[BEGIN Dataset records]

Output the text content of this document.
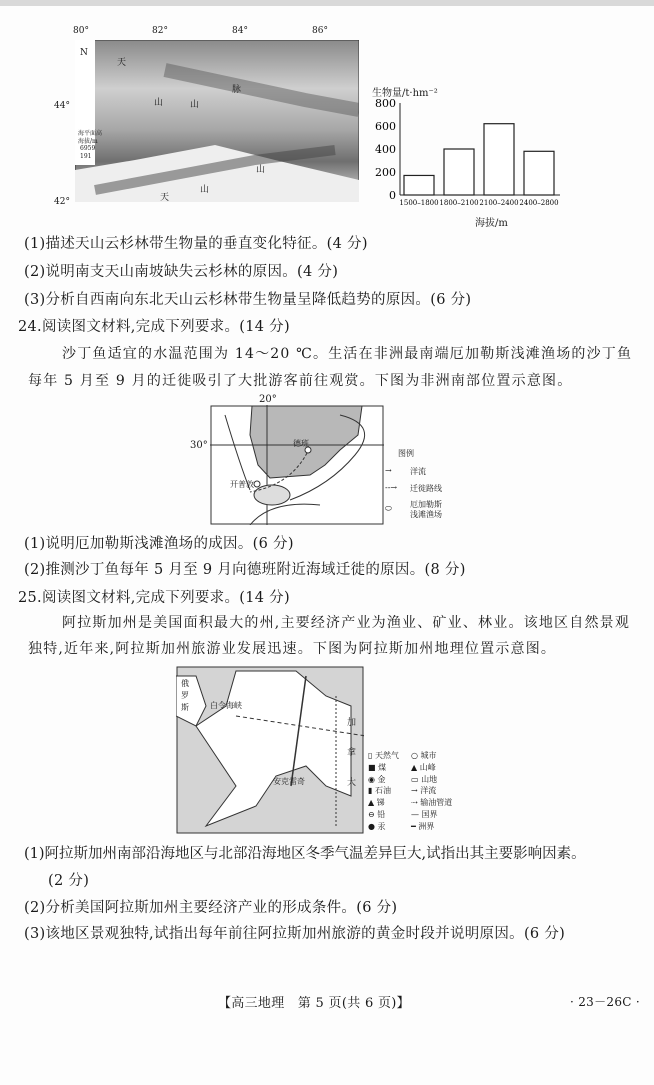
80°	82°	84°	86°
44°
42°
N
海平面高
海拔/m
6959
191
天
山	山
脉
山
山
天
生物量/t·hm⁻²
0
200
400
600
800
1500–1800 1800–2100 2100–2400 2400–2800
海拔/m
(1)描述天山云杉林带生物量的垂直变化特征。(4 分)
(2)说明南支天山南坡缺失云杉林的原因。(4 分)
(3)分析自西南向东北天山云杉林带生物量呈降低趋势的原因。(6 分)
24.阅读图文材料,完成下列要求。(14 分)
沙丁鱼适宜的水温范围为 14～20 ℃。生活在非洲最南端厄加勒斯浅滩渔场的沙丁鱼
每年 5 月至 9 月的迁徙吸引了大批游客前往观赏。下图为非洲南部位置示意图。
20°
30°	德班
开普敦
图例
→ 洋流
--→ 迁徙路线
⬭ 厄加勒斯
浅滩渔场
(1)说明厄加勒斯浅滩渔场的成因。(6 分)
(2)推测沙丁鱼每年 5 月至 9 月向德班附近海域迁徙的原因。(8 分)
25.阅读图文材料,完成下列要求。(14 分)
阿拉斯加州是美国面积最大的州,主要经济产业为渔业、矿业、林业。该地区自然景观
独特,近年来,阿拉斯加州旅游业发展迅速。下图为阿拉斯加州地理位置示意图。
俄
罗
斯	白令海峡
加
拿
大
安克雷奇
▯ 天然气
■ 煤
◉ 金
▮ 石油
▲ 锑
⊖ 铅
● 汞
○ 城市
▲ 山峰
▭ 山地
→ 洋流
⇢ 输油管道
— 国界
━ 洲界
(1)阿拉斯加州南部沿海地区与北部沿海地区冬季气温差异巨大,试指出其主要影响因素。
(2 分)
(2)分析美国阿拉斯加州主要经济产业的形成条件。(6 分)
(3)该地区景观独特,试指出每年前往阿拉斯加州旅游的黄金时段并说明原因。(6 分)
【高三地理　第 5 页(共 6 页)】	· 23－26C ·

[END Dataset records]

What you are asked to do ▸ Sift the material for lines with the string "完成下列要求". Copy each one found.

Task response ▸
24.阅读图文材料,完成下列要求。(14 分)
25.阅读图文材料,完成下列要求。(14 分)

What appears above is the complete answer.